__Given request__:
Read the data and repeat it in full, exactly.

begin

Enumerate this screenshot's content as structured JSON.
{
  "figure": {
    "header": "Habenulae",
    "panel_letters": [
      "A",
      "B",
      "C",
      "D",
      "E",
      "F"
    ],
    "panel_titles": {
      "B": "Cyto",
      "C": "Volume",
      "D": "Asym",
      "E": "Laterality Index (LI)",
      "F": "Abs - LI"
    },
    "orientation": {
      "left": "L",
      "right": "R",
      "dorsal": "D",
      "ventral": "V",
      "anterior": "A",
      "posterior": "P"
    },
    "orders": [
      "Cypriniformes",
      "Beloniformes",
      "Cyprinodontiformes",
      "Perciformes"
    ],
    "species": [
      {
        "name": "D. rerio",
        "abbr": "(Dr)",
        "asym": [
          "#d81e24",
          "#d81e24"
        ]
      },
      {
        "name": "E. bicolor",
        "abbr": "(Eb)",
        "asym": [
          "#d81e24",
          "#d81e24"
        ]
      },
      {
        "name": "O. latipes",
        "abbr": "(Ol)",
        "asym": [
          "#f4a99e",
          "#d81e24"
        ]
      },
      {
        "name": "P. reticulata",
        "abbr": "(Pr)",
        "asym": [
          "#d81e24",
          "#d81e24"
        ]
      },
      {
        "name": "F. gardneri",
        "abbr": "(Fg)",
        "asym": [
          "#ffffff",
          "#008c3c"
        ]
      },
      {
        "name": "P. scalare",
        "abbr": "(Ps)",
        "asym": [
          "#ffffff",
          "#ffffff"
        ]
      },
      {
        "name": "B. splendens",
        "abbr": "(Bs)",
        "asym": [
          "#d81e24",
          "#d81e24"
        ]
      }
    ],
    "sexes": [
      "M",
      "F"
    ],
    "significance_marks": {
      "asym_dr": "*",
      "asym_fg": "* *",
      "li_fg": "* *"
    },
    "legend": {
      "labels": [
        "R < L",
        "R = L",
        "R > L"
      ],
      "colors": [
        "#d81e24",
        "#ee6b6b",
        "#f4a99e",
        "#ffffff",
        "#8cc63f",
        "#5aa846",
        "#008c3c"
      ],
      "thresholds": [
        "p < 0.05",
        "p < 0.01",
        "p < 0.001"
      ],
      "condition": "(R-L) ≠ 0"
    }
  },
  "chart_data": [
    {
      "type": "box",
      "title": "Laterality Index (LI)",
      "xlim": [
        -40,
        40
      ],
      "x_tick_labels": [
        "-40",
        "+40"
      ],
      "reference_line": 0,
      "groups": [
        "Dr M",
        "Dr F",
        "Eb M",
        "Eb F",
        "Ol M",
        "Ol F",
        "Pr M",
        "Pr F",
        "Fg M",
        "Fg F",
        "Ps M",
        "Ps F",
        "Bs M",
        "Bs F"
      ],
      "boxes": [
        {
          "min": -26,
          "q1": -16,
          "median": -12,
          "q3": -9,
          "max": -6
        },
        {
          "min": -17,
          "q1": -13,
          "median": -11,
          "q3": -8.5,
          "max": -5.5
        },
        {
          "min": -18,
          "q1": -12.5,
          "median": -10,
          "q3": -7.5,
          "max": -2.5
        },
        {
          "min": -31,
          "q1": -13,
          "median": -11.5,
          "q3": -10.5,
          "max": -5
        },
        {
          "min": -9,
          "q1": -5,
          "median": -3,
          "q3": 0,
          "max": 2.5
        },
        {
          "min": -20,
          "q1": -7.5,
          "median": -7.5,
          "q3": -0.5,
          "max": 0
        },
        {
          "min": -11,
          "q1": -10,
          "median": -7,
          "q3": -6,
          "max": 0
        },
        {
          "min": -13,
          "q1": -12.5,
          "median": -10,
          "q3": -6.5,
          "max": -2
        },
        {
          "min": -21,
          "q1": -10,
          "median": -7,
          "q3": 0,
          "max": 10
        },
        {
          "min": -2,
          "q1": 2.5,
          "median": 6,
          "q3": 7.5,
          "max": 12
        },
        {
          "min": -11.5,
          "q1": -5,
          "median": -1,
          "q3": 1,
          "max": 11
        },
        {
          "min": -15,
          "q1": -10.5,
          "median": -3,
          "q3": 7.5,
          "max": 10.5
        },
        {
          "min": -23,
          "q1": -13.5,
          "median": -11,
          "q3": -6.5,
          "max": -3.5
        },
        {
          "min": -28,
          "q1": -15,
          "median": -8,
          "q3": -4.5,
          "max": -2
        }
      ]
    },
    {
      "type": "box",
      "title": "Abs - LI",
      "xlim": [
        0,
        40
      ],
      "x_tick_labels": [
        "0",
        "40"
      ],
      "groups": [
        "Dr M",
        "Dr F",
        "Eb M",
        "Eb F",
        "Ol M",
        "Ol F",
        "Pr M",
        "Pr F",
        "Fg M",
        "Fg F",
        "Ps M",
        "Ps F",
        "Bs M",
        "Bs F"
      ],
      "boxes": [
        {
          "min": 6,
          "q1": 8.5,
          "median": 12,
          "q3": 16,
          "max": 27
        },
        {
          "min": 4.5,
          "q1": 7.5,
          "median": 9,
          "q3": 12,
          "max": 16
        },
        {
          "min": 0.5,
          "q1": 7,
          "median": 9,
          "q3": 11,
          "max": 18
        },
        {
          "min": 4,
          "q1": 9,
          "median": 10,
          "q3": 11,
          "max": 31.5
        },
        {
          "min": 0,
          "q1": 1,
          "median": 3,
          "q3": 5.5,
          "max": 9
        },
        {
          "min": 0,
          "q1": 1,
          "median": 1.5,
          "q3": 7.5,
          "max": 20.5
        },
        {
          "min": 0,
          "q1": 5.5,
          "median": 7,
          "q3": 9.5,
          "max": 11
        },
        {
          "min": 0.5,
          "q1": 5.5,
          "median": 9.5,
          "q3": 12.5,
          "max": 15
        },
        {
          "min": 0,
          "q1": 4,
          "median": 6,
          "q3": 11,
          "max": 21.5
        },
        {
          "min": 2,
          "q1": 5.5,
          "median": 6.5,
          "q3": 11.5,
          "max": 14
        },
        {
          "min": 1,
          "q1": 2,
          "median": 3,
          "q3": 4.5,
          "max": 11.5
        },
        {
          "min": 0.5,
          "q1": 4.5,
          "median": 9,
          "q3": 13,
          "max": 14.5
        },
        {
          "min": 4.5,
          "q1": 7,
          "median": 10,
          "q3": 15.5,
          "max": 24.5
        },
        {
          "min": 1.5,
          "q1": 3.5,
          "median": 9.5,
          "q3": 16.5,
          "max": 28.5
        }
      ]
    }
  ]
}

end

__Exercise solution__:
Enumerate this screenshot's content as structured JSON.
{
  "figure": {
    "header": "Habenulae",
    "panel_letters": [
      "A",
      "B",
      "C",
      "D",
      "E",
      "F"
    ],
    "panel_titles": {
      "B": "Cyto",
      "C": "Volume",
      "D": "Asym",
      "E": "Laterality Index (LI)",
      "F": "Abs - LI"
    },
    "orientation": {
      "left": "L",
      "right": "R",
      "dorsal": "D",
      "ventral": "V",
      "anterior": "A",
      "posterior": "P"
    },
    "orders": [
      "Cypriniformes",
      "Beloniformes",
      "Cyprinodontiformes",
      "Perciformes"
    ],
    "species": [
      {
        "name": "D. rerio",
        "abbr": "(Dr)",
        "asym": [
          "#d81e24",
          "#d81e24"
        ]
      },
      {
        "name": "E. bicolor",
        "abbr": "(Eb)",
        "asym": [
          "#d81e24",
          "#d81e24"
        ]
      },
      {
        "name": "O. latipes",
        "abbr": "(Ol)",
        "asym": [
          "#f4a99e",
          "#d81e24"
        ]
      },
      {
        "name": "P. reticulata",
        "abbr": "(Pr)",
        "asym": [
          "#d81e24",
          "#d81e24"
        ]
      },
      {
        "name": "F. gardneri",
        "abbr": "(Fg)",
        "asym": [
          "#ffffff",
          "#008c3c"
        ]
      },
      {
        "name": "P. scalare",
        "abbr": "(Ps)",
        "asym": [
          "#ffffff",
          "#ffffff"
        ]
      },
      {
        "name": "B. splendens",
        "abbr": "(Bs)",
        "asym": [
          "#d81e24",
          "#d81e24"
        ]
      }
    ],
    "sexes": [
      "M",
      "F"
    ],
    "significance_marks": {
      "asym_dr": "*",
      "asym_fg": "* *",
      "li_fg": "* *"
    },
    "legend": {
      "labels": [
        "R < L",
        "R = L",
        "R > L"
      ],
      "colors": [
        "#d81e24",
        "#ee6b6b",
        "#f4a99e",
        "#ffffff",
        "#8cc63f",
        "#5aa846",
        "#008c3c"
      ],
      "thresholds": [
        "p < 0.05",
        "p < 0.01",
        "p < 0.001"
      ],
      "condition": "(R-L) ≠ 0"
    }
  },
  "chart_data": [
    {
      "type": "box",
      "title": "Laterality Index (LI)",
      "xlim": [
        -40,
        40
      ],
      "x_tick_labels": [
        "-40",
        "+40"
      ],
      "reference_line": 0,
      "groups": [
        "Dr M",
        "Dr F",
        "Eb M",
        "Eb F",
        "Ol M",
        "Ol F",
        "Pr M",
        "Pr F",
        "Fg M",
        "Fg F",
        "Ps M",
        "Ps F",
        "Bs M",
        "Bs F"
      ],
      "boxes": [
        {
          "min": -26,
          "q1": -16,
          "median": -12,
          "q3": -9,
          "max": -6
        },
        {
          "min": -17,
          "q1": -13,
          "median": -11,
          "q3": -8.5,
          "max": -5.5
        },
        {
          "min": -18,
          "q1": -12.5,
          "median": -10,
          "q3": -7.5,
          "max": -2.5
        },
        {
          "min": -31,
          "q1": -13,
          "median": -11.5,
          "q3": -10.5,
          "max": -5
        },
        {
          "min": -9,
          "q1": -5,
          "median": -3,
          "q3": 0,
          "max": 2.5
        },
        {
          "min": -20,
          "q1": -7.5,
          "median": -7.5,
          "q3": -0.5,
          "max": 0
        },
        {
          "min": -11,
          "q1": -10,
          "median": -7,
          "q3": -6,
          "max": 0
        },
        {
          "min": -13,
          "q1": -12.5,
          "median": -10,
          "q3": -6.5,
          "max": -2
        },
        {
          "min": -21,
          "q1": -10,
          "median": -7,
          "q3": 0,
          "max": 10
        },
        {
          "min": -2,
          "q1": 2.5,
          "median": 6,
          "q3": 7.5,
          "max": 12
        },
        {
          "min": -11.5,
          "q1": -5,
          "median": -1,
          "q3": 1,
          "max": 11
        },
        {
          "min": -15,
          "q1": -10.5,
          "median": -3,
          "q3": 7.5,
          "max": 10.5
        },
        {
          "min": -23,
          "q1": -13.5,
          "median": -11,
          "q3": -6.5,
          "max": -3.5
        },
        {
          "min": -28,
          "q1": -15,
          "median": -8,
          "q3": -4.5,
          "max": -2
        }
      ]
    },
    {
      "type": "box",
      "title": "Abs - LI",
      "xlim": [
        0,
        40
      ],
      "x_tick_labels": [
        "0",
        "40"
      ],
      "groups": [
        "Dr M",
        "Dr F",
        "Eb M",
        "Eb F",
        "Ol M",
        "Ol F",
        "Pr M",
        "Pr F",
        "Fg M",
        "Fg F",
        "Ps M",
        "Ps F",
        "Bs M",
        "Bs F"
      ],
      "boxes": [
        {
          "min": 6,
          "q1": 8.5,
          "median": 12,
          "q3": 16,
          "max": 27
        },
        {
          "min": 4.5,
          "q1": 7.5,
          "median": 9,
          "q3": 12,
          "max": 16
        },
        {
          "min": 0.5,
          "q1": 7,
          "median": 9,
          "q3": 11,
          "max": 18
        },
        {
          "min": 4,
          "q1": 9,
          "median": 10,
          "q3": 11,
          "max": 31.5
        },
        {
          "min": 0,
          "q1": 1,
          "median": 3,
          "q3": 5.5,
          "max": 9
        },
        {
          "min": 0,
          "q1": 1,
          "median": 1.5,
          "q3": 7.5,
          "max": 20.5
        },
        {
          "min": 0,
          "q1": 5.5,
          "median": 7,
          "q3": 9.5,
          "max": 11
        },
        {
          "min": 0.5,
          "q1": 5.5,
          "median": 9.5,
          "q3": 12.5,
          "max": 15
        },
        {
          "min": 0,
          "q1": 4,
          "median": 6,
          "q3": 11,
          "max": 21.5
        },
        {
          "min": 2,
          "q1": 5.5,
          "median": 6.5,
          "q3": 11.5,
          "max": 14
        },
        {
          "min": 1,
          "q1": 2,
          "median": 3,
          "q3": 4.5,
          "max": 11.5
        },
        {
          "min": 0.5,
          "q1": 4.5,
          "median": 9,
          "q3": 13,
          "max": 14.5
        },
        {
          "min": 4.5,
          "q1": 7,
          "median": 10,
          "q3": 15.5,
          "max": 24.5
        },
        {
          "min": 1.5,
          "q1": 3.5,
          "median": 9.5,
          "q3": 16.5,
          "max": 28.5
        }
      ]
    }
  ]
}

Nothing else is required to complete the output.